### Work to complete
Below are some records. Copy every line in them that holds "style".

[Figure content listings]
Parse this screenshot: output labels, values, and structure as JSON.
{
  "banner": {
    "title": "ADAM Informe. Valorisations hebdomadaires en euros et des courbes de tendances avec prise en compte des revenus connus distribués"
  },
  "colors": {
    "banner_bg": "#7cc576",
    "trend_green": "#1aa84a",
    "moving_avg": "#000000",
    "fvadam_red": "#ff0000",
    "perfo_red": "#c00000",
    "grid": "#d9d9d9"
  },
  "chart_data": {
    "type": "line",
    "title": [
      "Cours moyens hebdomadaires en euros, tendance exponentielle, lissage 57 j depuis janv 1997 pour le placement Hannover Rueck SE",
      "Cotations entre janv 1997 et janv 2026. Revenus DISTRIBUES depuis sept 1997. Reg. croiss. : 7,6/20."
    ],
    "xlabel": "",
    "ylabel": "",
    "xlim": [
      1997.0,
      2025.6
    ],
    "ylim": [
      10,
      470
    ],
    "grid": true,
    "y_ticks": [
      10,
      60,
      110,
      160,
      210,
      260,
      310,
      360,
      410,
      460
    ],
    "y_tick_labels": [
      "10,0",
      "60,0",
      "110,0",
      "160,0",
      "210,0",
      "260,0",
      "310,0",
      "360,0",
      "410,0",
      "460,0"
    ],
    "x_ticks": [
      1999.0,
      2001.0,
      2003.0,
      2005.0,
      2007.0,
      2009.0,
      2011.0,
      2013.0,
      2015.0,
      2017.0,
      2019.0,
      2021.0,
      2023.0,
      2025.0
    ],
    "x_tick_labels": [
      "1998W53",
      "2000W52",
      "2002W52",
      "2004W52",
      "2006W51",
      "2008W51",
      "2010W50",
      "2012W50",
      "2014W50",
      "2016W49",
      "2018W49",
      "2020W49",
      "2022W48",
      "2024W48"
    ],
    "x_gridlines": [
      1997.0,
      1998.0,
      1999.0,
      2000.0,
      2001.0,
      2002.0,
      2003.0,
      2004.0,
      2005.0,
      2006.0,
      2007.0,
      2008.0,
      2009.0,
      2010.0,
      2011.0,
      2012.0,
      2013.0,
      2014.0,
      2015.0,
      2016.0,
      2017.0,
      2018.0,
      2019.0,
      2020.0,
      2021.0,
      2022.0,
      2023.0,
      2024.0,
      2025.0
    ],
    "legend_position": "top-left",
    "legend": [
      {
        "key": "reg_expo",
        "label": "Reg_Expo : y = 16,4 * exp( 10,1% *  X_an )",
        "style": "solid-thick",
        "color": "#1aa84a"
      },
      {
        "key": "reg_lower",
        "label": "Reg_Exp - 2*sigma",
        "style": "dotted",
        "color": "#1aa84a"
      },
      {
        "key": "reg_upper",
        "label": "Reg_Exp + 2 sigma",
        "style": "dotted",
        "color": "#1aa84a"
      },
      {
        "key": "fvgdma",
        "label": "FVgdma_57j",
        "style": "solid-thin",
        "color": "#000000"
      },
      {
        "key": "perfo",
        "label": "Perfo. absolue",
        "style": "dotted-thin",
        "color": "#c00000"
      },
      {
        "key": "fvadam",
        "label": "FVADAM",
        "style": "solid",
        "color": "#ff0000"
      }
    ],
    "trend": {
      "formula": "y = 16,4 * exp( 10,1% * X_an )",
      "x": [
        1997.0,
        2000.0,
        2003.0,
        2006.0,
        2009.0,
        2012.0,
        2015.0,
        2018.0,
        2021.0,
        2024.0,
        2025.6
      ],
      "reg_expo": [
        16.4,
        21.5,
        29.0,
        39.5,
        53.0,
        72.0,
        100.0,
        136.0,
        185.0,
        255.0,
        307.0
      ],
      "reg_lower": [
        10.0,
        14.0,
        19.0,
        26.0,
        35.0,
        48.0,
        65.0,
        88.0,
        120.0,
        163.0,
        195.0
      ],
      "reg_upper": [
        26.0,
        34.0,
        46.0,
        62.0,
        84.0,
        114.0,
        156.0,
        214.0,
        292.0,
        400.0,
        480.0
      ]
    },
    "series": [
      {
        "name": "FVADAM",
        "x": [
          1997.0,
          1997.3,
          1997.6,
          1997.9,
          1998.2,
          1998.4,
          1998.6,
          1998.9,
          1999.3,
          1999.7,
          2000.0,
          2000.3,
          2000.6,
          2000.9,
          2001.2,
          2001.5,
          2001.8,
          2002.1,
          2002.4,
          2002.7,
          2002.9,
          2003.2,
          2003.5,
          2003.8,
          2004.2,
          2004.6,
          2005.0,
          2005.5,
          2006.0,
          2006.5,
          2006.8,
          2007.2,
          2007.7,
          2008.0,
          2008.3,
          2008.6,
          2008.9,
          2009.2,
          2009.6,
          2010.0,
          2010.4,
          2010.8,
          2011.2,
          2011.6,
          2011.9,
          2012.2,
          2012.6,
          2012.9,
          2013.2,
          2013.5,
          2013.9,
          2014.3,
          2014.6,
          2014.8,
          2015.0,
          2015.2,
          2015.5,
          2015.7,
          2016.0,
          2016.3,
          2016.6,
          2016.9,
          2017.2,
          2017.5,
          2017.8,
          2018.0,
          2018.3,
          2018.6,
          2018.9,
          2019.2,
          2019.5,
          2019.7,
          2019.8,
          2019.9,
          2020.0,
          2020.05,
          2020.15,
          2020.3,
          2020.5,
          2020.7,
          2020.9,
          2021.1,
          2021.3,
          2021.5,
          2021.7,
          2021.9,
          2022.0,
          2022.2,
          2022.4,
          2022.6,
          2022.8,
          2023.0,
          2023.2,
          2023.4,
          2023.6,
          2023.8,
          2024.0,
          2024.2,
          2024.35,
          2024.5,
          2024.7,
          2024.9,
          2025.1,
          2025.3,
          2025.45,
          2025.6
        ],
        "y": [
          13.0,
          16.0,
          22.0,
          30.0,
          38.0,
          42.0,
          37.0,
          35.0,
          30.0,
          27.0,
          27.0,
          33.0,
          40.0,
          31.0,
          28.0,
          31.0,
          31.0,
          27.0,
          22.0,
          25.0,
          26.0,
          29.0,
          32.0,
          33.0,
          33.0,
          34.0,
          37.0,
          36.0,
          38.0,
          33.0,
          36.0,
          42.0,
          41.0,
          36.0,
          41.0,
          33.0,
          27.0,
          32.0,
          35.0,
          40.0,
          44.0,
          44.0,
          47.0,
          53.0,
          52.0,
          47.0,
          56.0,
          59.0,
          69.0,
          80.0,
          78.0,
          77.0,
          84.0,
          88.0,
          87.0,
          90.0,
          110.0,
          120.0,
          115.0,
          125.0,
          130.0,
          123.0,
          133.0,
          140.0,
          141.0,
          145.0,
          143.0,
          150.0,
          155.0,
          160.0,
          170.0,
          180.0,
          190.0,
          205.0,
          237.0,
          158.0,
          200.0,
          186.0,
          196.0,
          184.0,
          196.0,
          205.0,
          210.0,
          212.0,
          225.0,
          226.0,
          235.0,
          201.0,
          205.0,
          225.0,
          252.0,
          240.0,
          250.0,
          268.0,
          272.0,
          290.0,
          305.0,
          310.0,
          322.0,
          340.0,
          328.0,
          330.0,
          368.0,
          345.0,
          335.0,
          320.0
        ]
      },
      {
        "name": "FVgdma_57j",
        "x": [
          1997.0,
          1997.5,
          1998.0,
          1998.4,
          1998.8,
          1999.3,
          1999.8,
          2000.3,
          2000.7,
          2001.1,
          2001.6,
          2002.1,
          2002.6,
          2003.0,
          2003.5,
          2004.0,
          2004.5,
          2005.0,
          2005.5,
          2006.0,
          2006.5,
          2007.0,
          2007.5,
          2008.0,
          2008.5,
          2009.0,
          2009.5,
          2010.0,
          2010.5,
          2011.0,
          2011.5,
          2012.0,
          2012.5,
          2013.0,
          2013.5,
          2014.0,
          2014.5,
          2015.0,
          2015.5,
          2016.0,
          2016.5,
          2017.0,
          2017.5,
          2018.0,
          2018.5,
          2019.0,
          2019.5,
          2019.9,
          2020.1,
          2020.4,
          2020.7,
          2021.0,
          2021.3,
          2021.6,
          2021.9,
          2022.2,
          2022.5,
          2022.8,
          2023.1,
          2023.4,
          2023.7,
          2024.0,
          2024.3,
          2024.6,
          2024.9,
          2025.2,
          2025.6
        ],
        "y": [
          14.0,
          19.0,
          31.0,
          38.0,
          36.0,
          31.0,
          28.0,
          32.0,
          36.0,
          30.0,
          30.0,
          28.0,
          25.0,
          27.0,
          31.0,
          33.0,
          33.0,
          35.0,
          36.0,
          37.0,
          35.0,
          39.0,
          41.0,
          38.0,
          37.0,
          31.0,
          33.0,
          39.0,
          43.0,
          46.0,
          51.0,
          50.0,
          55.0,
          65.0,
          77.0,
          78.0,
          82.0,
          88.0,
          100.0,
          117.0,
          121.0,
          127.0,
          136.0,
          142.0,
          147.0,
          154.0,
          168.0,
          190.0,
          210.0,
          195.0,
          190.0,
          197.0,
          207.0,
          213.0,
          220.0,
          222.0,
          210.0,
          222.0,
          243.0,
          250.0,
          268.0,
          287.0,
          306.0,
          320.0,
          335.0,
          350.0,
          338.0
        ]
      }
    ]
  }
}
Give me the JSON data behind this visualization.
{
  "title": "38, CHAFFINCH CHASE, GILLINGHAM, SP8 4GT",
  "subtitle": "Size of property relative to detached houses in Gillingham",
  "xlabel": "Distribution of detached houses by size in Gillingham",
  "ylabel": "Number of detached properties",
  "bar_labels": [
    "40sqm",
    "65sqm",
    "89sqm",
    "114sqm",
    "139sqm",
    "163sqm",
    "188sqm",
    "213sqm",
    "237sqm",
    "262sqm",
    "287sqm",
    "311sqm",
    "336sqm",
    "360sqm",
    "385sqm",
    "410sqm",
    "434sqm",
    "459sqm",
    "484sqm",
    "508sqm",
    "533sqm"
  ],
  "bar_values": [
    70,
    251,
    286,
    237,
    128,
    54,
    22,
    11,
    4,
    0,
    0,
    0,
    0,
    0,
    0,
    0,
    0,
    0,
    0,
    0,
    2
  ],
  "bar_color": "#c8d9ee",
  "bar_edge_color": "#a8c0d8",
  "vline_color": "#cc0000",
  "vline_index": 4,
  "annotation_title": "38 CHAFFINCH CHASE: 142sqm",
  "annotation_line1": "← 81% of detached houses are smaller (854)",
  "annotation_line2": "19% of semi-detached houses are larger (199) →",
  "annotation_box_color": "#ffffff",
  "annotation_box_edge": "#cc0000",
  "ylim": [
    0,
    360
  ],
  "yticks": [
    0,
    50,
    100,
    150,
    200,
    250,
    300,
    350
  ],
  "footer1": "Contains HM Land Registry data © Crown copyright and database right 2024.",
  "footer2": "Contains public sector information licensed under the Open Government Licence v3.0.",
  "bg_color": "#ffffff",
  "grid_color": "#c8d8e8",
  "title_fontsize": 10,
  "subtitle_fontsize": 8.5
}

### The completed task
        "style": "solid-thick",
        "style": "dotted",
        "style": "dotted",
        "style": "solid-thin",
        "style": "dotted-thin",
        "style": "solid",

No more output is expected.